* **THE PROBLEM**
Your task is to quote the material that follows, in full and exactly.

* **ENTRIES**
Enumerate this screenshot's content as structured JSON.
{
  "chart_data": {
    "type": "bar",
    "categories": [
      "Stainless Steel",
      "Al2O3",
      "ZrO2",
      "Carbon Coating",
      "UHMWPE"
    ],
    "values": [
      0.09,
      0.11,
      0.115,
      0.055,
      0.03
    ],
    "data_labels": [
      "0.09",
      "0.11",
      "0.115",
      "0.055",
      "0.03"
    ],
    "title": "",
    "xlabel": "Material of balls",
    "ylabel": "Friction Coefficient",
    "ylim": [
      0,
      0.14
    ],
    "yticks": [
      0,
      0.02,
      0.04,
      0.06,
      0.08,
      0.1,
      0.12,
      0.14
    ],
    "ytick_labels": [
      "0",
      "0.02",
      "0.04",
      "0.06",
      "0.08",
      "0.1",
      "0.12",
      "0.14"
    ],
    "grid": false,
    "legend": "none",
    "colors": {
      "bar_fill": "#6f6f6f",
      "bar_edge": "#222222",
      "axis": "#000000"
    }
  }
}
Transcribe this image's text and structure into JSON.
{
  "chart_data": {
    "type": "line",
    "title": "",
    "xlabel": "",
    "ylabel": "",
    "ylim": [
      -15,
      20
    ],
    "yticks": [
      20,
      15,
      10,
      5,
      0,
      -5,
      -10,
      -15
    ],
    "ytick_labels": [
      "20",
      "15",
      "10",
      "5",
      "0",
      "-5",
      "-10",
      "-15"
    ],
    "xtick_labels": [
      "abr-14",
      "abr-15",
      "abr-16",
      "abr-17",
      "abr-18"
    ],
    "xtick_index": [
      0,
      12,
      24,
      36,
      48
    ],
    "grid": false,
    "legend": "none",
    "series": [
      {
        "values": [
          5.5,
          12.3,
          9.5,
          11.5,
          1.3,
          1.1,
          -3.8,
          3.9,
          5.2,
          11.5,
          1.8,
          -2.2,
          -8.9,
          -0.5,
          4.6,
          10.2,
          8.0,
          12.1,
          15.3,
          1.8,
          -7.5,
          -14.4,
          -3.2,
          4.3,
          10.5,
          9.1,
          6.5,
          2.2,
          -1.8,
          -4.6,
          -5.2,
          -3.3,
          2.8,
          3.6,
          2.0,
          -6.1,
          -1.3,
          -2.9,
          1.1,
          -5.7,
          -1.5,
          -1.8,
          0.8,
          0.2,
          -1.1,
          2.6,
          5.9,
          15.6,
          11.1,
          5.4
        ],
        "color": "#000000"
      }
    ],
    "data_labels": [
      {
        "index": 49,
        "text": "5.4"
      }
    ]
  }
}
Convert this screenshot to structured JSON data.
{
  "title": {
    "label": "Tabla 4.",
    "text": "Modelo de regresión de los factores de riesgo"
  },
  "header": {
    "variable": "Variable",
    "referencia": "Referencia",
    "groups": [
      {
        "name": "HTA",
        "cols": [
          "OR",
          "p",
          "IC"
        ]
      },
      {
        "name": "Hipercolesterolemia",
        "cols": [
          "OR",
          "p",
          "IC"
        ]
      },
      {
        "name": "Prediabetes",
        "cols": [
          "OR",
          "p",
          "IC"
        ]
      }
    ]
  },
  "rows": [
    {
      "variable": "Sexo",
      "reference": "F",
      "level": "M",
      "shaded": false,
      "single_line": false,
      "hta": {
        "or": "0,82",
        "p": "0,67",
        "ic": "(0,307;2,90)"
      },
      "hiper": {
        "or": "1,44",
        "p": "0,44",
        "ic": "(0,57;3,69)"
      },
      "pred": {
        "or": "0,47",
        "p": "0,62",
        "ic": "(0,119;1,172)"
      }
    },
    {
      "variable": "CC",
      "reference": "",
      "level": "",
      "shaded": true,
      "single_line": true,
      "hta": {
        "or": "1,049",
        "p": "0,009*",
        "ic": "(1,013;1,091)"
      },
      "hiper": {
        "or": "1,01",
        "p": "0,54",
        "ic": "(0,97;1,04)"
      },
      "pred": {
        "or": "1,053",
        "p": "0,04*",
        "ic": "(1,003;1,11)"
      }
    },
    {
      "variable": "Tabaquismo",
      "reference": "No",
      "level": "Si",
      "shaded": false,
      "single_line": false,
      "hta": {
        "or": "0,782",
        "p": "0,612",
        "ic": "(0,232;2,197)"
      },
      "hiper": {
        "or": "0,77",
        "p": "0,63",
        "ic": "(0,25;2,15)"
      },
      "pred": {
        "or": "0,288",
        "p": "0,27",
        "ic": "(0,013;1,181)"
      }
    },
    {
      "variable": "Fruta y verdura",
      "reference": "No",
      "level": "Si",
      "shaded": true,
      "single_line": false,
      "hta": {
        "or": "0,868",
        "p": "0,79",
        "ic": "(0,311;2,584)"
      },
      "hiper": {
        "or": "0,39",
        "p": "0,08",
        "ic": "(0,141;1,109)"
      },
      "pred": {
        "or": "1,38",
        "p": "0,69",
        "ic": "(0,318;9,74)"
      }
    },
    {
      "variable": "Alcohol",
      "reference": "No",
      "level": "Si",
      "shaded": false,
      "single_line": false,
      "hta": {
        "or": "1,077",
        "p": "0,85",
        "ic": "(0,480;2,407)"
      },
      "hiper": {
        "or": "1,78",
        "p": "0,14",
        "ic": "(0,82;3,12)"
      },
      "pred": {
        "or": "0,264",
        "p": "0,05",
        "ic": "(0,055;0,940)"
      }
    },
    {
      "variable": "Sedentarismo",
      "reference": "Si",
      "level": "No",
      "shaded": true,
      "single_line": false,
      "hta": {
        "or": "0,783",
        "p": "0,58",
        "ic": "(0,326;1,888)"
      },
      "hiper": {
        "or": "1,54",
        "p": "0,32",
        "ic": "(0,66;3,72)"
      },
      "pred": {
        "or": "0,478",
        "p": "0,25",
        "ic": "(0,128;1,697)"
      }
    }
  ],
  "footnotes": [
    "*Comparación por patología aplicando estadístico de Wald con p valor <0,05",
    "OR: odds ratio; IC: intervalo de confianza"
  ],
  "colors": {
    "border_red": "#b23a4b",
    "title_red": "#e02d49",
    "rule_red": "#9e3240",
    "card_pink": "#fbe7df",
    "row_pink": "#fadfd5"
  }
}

* **THE SOLUTION**
Enumerate this screenshot's content as structured JSON.
{
  "chart_data": {
    "type": "bar",
    "categories": [
      "Stainless Steel",
      "Al2O3",
      "ZrO2",
      "Carbon Coating",
      "UHMWPE"
    ],
    "values": [
      0.09,
      0.11,
      0.115,
      0.055,
      0.03
    ],
    "data_labels": [
      "0.09",
      "0.11",
      "0.115",
      "0.055",
      "0.03"
    ],
    "title": "",
    "xlabel": "Material of balls",
    "ylabel": "Friction Coefficient",
    "ylim": [
      0,
      0.14
    ],
    "yticks": [
      0,
      0.02,
      0.04,
      0.06,
      0.08,
      0.1,
      0.12,
      0.14
    ],
    "ytick_labels": [
      "0",
      "0.02",
      "0.04",
      "0.06",
      "0.08",
      "0.1",
      "0.12",
      "0.14"
    ],
    "grid": false,
    "legend": "none",
    "colors": {
      "bar_fill": "#6f6f6f",
      "bar_edge": "#222222",
      "axis": "#000000"
    }
  }
}
Transcribe this image's text and structure into JSON.
{
  "chart_data": {
    "type": "line",
    "title": "",
    "xlabel": "",
    "ylabel": "",
    "ylim": [
      -15,
      20
    ],
    "yticks": [
      20,
      15,
      10,
      5,
      0,
      -5,
      -10,
      -15
    ],
    "ytick_labels": [
      "20",
      "15",
      "10",
      "5",
      "0",
      "-5",
      "-10",
      "-15"
    ],
    "xtick_labels": [
      "abr-14",
      "abr-15",
      "abr-16",
      "abr-17",
      "abr-18"
    ],
    "xtick_index": [
      0,
      12,
      24,
      36,
      48
    ],
    "grid": false,
    "legend": "none",
    "series": [
      {
        "values": [
          5.5,
          12.3,
          9.5,
          11.5,
          1.3,
          1.1,
          -3.8,
          3.9,
          5.2,
          11.5,
          1.8,
          -2.2,
          -8.9,
          -0.5,
          4.6,
          10.2,
          8.0,
          12.1,
          15.3,
          1.8,
          -7.5,
          -14.4,
          -3.2,
          4.3,
          10.5,
          9.1,
          6.5,
          2.2,
          -1.8,
          -4.6,
          -5.2,
          -3.3,
          2.8,
          3.6,
          2.0,
          -6.1,
          -1.3,
          -2.9,
          1.1,
          -5.7,
          -1.5,
          -1.8,
          0.8,
          0.2,
          -1.1,
          2.6,
          5.9,
          15.6,
          11.1,
          5.4
        ],
        "color": "#000000"
      }
    ],
    "data_labels": [
      {
        "index": 49,
        "text": "5.4"
      }
    ]
  }
}
Convert this screenshot to structured JSON data.
{
  "title": {
    "label": "Tabla 4.",
    "text": "Modelo de regresión de los factores de riesgo"
  },
  "header": {
    "variable": "Variable",
    "referencia": "Referencia",
    "groups": [
      {
        "name": "HTA",
        "cols": [
          "OR",
          "p",
          "IC"
        ]
      },
      {
        "name": "Hipercolesterolemia",
        "cols": [
          "OR",
          "p",
          "IC"
        ]
      },
      {
        "name": "Prediabetes",
        "cols": [
          "OR",
          "p",
          "IC"
        ]
      }
    ]
  },
  "rows": [
    {
      "variable": "Sexo",
      "reference": "F",
      "level": "M",
      "shaded": false,
      "single_line": false,
      "hta": {
        "or": "0,82",
        "p": "0,67",
        "ic": "(0,307;2,90)"
      },
      "hiper": {
        "or": "1,44",
        "p": "0,44",
        "ic": "(0,57;3,69)"
      },
      "pred": {
        "or": "0,47",
        "p": "0,62",
        "ic": "(0,119;1,172)"
      }
    },
    {
      "variable": "CC",
      "reference": "",
      "level": "",
      "shaded": true,
      "single_line": true,
      "hta": {
        "or": "1,049",
        "p": "0,009*",
        "ic": "(1,013;1,091)"
      },
      "hiper": {
        "or": "1,01",
        "p": "0,54",
        "ic": "(0,97;1,04)"
      },
      "pred": {
        "or": "1,053",
        "p": "0,04*",
        "ic": "(1,003;1,11)"
      }
    },
    {
      "variable": "Tabaquismo",
      "reference": "No",
      "level": "Si",
      "shaded": false,
      "single_line": false,
      "hta": {
        "or": "0,782",
        "p": "0,612",
        "ic": "(0,232;2,197)"
      },
      "hiper": {
        "or": "0,77",
        "p": "0,63",
        "ic": "(0,25;2,15)"
      },
      "pred": {
        "or": "0,288",
        "p": "0,27",
        "ic": "(0,013;1,181)"
      }
    },
    {
      "variable": "Fruta y verdura",
      "reference": "No",
      "level": "Si",
      "shaded": true,
      "single_line": false,
      "hta": {
        "or": "0,868",
        "p": "0,79",
        "ic": "(0,311;2,584)"
      },
      "hiper": {
        "or": "0,39",
        "p": "0,08",
        "ic": "(0,141;1,109)"
      },
      "pred": {
        "or": "1,38",
        "p": "0,69",
        "ic": "(0,318;9,74)"
      }
    },
    {
      "variable": "Alcohol",
      "reference": "No",
      "level": "Si",
      "shaded": false,
      "single_line": false,
      "hta": {
        "or": "1,077",
        "p": "0,85",
        "ic": "(0,480;2,407)"
      },
      "hiper": {
        "or": "1,78",
        "p": "0,14",
        "ic": "(0,82;3,12)"
      },
      "pred": {
        "or": "0,264",
        "p": "0,05",
        "ic": "(0,055;0,940)"
      }
    },
    {
      "variable": "Sedentarismo",
      "reference": "Si",
      "level": "No",
      "shaded": true,
      "single_line": false,
      "hta": {
        "or": "0,783",
        "p": "0,58",
        "ic": "(0,326;1,888)"
      },
      "hiper": {
        "or": "1,54",
        "p": "0,32",
        "ic": "(0,66;3,72)"
      },
      "pred": {
        "or": "0,478",
        "p": "0,25",
        "ic": "(0,128;1,697)"
      }
    }
  ],
  "footnotes": [
    "*Comparación por patología aplicando estadístico de Wald con p valor <0,05",
    "OR: odds ratio; IC: intervalo de confianza"
  ],
  "colors": {
    "border_red": "#b23a4b",
    "title_red": "#e02d49",
    "rule_red": "#9e3240",
    "card_pink": "#fbe7df",
    "row_pink": "#fadfd5"
  }
}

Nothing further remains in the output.